▸ **WHAT IS EXPECTED**: Report only the number of lines in this material that include "граница".

=== RECORDED DATA ===

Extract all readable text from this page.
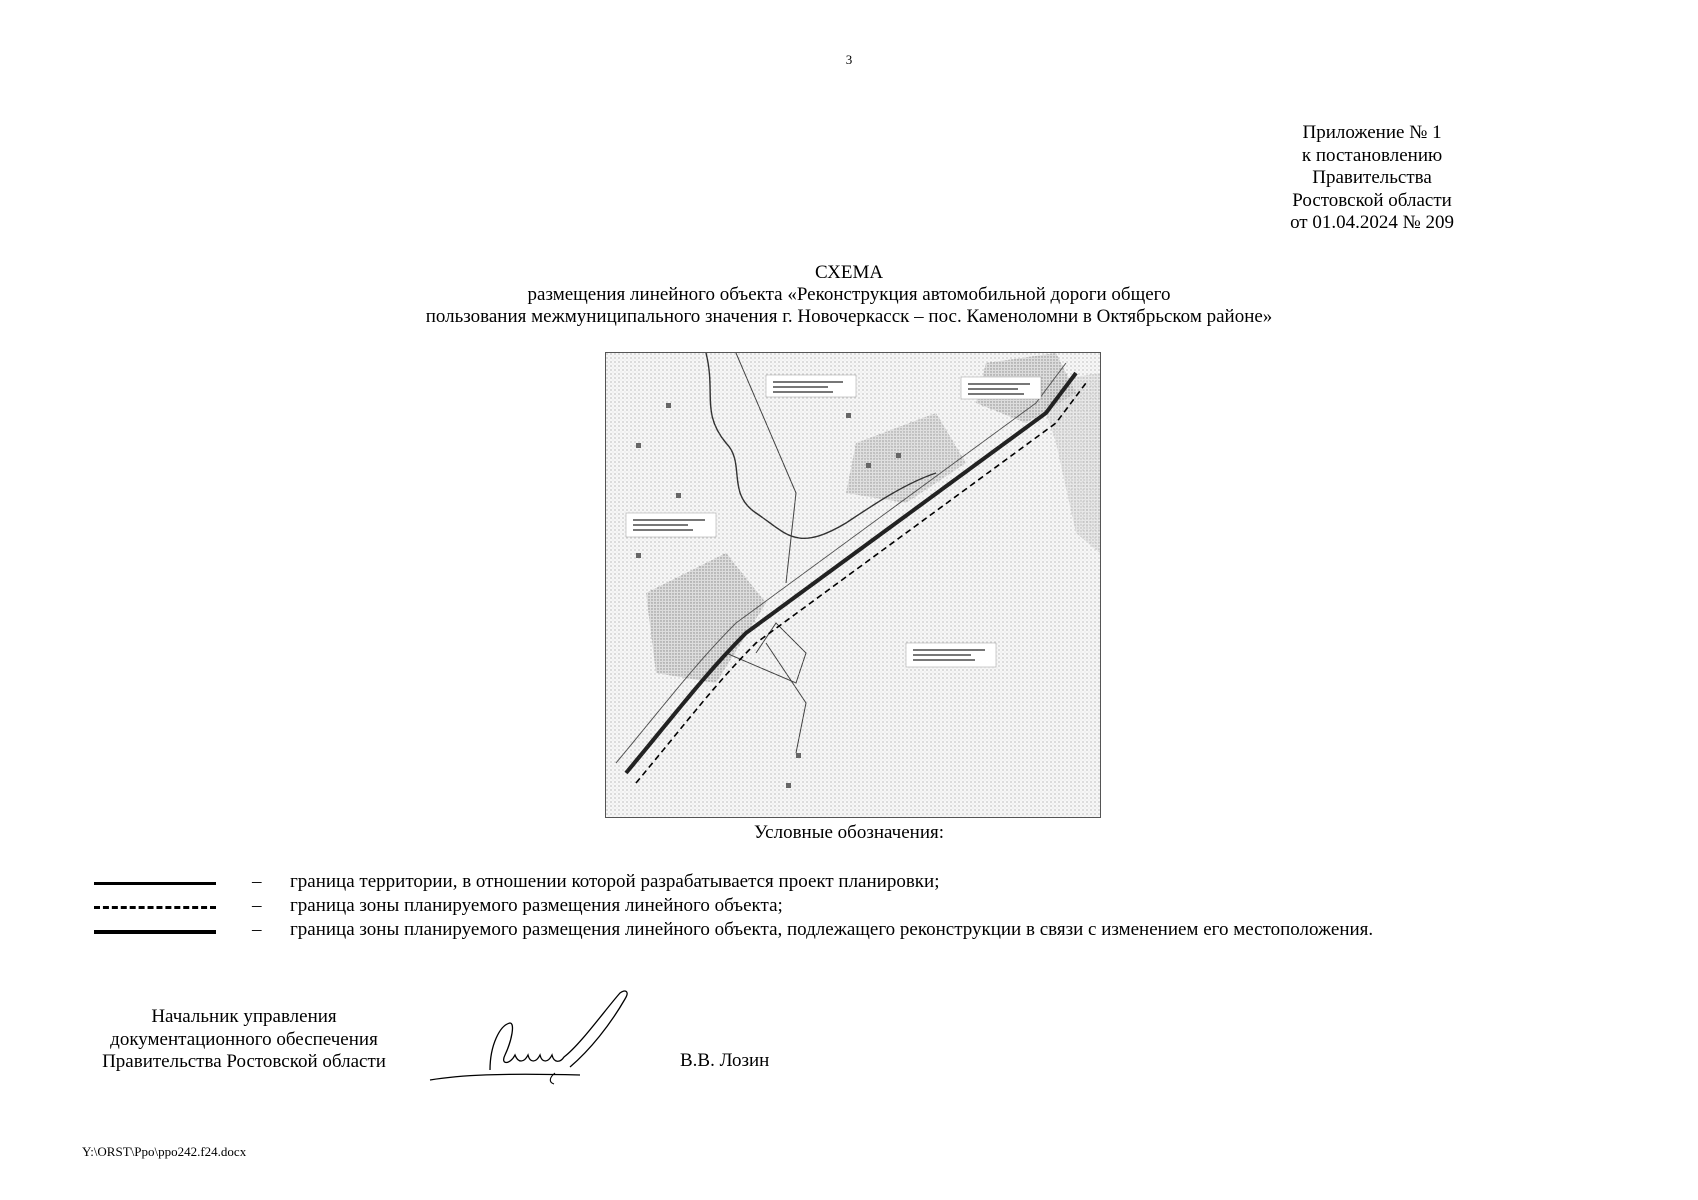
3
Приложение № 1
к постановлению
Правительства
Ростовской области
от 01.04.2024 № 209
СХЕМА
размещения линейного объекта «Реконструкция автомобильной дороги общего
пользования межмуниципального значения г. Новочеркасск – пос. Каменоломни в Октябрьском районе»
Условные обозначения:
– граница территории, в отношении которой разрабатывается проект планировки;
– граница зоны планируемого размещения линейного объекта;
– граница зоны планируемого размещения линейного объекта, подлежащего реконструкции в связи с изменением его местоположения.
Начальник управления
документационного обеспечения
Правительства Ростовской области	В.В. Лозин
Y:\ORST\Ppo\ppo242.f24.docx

===

▸ **EXERCISE RESPONSE**: 3